* _What is expected_:
Go through the listing and write out all of it exactly.

* _Data to use_:
────────────────

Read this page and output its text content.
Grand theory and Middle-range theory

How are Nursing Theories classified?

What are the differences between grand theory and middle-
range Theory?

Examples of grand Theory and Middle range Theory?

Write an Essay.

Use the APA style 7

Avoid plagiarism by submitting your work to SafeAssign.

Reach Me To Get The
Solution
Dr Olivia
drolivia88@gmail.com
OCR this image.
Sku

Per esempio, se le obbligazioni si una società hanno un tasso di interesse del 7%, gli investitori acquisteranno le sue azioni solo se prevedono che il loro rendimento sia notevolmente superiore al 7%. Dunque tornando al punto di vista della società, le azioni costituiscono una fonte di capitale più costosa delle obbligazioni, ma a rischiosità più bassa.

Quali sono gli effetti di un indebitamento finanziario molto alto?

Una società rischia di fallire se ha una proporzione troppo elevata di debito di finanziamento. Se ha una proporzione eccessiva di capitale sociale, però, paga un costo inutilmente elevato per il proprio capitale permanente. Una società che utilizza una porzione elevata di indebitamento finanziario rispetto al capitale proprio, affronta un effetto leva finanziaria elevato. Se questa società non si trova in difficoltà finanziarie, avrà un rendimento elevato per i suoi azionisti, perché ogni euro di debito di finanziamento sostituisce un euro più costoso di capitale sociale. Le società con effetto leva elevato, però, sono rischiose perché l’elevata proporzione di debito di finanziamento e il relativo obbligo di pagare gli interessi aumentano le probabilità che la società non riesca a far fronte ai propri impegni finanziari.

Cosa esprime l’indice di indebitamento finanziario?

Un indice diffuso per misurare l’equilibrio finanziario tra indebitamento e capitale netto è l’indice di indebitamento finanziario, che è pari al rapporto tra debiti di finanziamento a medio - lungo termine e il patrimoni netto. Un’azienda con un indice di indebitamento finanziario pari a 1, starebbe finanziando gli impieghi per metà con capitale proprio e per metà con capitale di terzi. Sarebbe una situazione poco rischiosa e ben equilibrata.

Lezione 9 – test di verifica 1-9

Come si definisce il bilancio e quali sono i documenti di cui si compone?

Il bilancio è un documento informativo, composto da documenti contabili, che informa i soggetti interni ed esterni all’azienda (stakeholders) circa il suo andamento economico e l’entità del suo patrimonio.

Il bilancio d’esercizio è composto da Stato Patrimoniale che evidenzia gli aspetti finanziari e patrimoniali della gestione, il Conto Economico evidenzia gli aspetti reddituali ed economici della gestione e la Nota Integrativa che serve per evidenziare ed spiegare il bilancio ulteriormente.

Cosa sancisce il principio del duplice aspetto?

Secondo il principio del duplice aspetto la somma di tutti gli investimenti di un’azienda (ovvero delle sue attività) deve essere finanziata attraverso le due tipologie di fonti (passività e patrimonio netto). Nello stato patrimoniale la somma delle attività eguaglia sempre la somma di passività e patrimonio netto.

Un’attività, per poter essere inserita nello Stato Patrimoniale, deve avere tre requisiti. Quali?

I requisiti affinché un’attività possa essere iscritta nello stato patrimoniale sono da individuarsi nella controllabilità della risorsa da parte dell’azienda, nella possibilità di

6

────────────────

* _Output_:
Read this page and output its text content.
Grand theory and Middle-range theory

How are Nursing Theories classified?

What are the differences between grand theory and middle-
range Theory?

Examples of grand Theory and Middle range Theory?

Write an Essay.

Use the APA style 7

Avoid plagiarism by submitting your work to SafeAssign.

Reach Me To Get The
Solution
Dr Olivia
drolivia88@gmail.com
OCR this image.
Sku

Per esempio, se le obbligazioni si una società hanno un tasso di interesse del 7%, gli investitori acquisteranno le sue azioni solo se prevedono che il loro rendimento sia notevolmente superiore al 7%. Dunque tornando al punto di vista della società, le azioni costituiscono una fonte di capitale più costosa delle obbligazioni, ma a rischiosità più bassa.

Quali sono gli effetti di un indebitamento finanziario molto alto?

Una società rischia di fallire se ha una proporzione troppo elevata di debito di finanziamento. Se ha una proporzione eccessiva di capitale sociale, però, paga un costo inutilmente elevato per il proprio capitale permanente. Una società che utilizza una porzione elevata di indebitamento finanziario rispetto al capitale proprio, affronta un effetto leva finanziaria elevato. Se questa società non si trova in difficoltà finanziarie, avrà un rendimento elevato per i suoi azionisti, perché ogni euro di debito di finanziamento sostituisce un euro più costoso di capitale sociale. Le società con effetto leva elevato, però, sono rischiose perché l’elevata proporzione di debito di finanziamento e il relativo obbligo di pagare gli interessi aumentano le probabilità che la società non riesca a far fronte ai propri impegni finanziari.

Cosa esprime l’indice di indebitamento finanziario?

Un indice diffuso per misurare l’equilibrio finanziario tra indebitamento e capitale netto è l’indice di indebitamento finanziario, che è pari al rapporto tra debiti di finanziamento a medio - lungo termine e il patrimoni netto. Un’azienda con un indice di indebitamento finanziario pari a 1, starebbe finanziando gli impieghi per metà con capitale proprio e per metà con capitale di terzi. Sarebbe una situazione poco rischiosa e ben equilibrata.

Lezione 9 – test di verifica 1-9

Come si definisce il bilancio e quali sono i documenti di cui si compone?

Il bilancio è un documento informativo, composto da documenti contabili, che informa i soggetti interni ed esterni all’azienda (stakeholders) circa il suo andamento economico e l’entità del suo patrimonio.

Il bilancio d’esercizio è composto da Stato Patrimoniale che evidenzia gli aspetti finanziari e patrimoniali della gestione, il Conto Economico evidenzia gli aspetti reddituali ed economici della gestione e la Nota Integrativa che serve per evidenziare ed spiegare il bilancio ulteriormente.

Cosa sancisce il principio del duplice aspetto?

Secondo il principio del duplice aspetto la somma di tutti gli investimenti di un’azienda (ovvero delle sue attività) deve essere finanziata attraverso le due tipologie di fonti (passività e patrimonio netto). Nello stato patrimoniale la somma delle attività eguaglia sempre la somma di passività e patrimonio netto.

Un’attività, per poter essere inserita nello Stato Patrimoniale, deve avere tre requisiti. Quali?

I requisiti affinché un’attività possa essere iscritta nello stato patrimoniale sono da individuarsi nella controllabilità della risorsa da parte dell’azienda, nella possibilità di

6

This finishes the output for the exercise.